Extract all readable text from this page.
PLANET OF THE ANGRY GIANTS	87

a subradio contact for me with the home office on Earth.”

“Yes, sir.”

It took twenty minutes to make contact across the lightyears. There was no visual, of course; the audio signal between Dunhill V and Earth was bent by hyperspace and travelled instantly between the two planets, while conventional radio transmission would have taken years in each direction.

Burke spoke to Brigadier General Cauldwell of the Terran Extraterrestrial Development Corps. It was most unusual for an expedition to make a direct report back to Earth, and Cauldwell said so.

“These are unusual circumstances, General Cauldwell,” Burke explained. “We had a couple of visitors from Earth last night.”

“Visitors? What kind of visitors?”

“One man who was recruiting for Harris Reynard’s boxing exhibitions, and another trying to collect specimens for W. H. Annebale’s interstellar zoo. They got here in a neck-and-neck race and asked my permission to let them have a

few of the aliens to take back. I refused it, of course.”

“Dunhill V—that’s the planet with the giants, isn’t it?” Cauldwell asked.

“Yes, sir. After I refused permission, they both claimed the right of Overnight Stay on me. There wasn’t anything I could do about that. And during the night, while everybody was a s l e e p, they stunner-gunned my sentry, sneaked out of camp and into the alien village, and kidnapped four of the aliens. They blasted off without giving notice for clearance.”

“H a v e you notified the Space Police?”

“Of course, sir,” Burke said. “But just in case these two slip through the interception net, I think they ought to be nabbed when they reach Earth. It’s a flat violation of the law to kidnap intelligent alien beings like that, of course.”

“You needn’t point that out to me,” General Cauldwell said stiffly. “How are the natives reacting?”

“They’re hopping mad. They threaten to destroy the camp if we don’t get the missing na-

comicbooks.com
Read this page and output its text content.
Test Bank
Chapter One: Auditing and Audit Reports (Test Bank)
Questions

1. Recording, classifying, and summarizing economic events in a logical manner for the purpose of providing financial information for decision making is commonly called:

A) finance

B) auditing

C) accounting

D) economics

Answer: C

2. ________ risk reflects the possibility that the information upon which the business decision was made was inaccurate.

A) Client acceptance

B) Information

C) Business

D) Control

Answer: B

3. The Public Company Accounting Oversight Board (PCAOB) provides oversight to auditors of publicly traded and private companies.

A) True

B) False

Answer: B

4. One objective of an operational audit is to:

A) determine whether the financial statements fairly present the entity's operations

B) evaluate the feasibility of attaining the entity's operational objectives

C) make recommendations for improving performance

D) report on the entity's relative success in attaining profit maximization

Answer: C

• **Exercise brief**:
Look through the entries above and list every line containing "operational".

• **Completed task**:
4. One objective of an operational audit is to:
B) evaluate the feasibility of attaining the entity's operational objectives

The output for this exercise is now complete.